Exercise aim
Every line that contains the word "name" should be copied out.

## Start Given information

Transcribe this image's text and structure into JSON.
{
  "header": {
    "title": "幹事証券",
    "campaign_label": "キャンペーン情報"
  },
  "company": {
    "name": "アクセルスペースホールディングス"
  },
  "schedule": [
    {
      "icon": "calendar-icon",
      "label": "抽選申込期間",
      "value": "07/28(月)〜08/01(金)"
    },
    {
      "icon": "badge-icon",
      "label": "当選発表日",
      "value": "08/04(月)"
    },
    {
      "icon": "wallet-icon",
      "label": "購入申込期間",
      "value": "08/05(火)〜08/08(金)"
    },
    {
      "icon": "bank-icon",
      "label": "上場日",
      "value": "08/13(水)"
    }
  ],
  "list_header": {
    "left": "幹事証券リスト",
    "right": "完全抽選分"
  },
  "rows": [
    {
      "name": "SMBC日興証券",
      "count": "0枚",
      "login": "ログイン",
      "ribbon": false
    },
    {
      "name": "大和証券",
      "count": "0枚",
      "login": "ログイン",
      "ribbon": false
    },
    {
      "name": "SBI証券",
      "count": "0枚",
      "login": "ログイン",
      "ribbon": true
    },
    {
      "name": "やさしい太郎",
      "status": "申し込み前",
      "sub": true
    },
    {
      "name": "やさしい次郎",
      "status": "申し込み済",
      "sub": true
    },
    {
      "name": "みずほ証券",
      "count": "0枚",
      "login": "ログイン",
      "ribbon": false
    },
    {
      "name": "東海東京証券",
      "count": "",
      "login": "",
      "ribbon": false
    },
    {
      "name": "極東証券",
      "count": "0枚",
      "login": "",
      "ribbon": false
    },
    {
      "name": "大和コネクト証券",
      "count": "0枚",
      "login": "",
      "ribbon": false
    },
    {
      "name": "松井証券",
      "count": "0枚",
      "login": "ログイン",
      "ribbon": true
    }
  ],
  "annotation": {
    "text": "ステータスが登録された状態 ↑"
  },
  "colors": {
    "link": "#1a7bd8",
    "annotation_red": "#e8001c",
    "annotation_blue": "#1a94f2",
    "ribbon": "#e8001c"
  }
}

## End Given information

Answer to this task
    "name": "アクセルスペースホールディングス"
      "name": "SMBC日興証券",
      "name": "大和証券",
      "name": "SBI証券",
      "name": "やさしい太郎",
      "name": "やさしい次郎",
      "name": "みずほ証券",
      "name": "東海東京証券",
      "name": "極東証券",
      "name": "大和コネクト証券",
      "name": "松井証券",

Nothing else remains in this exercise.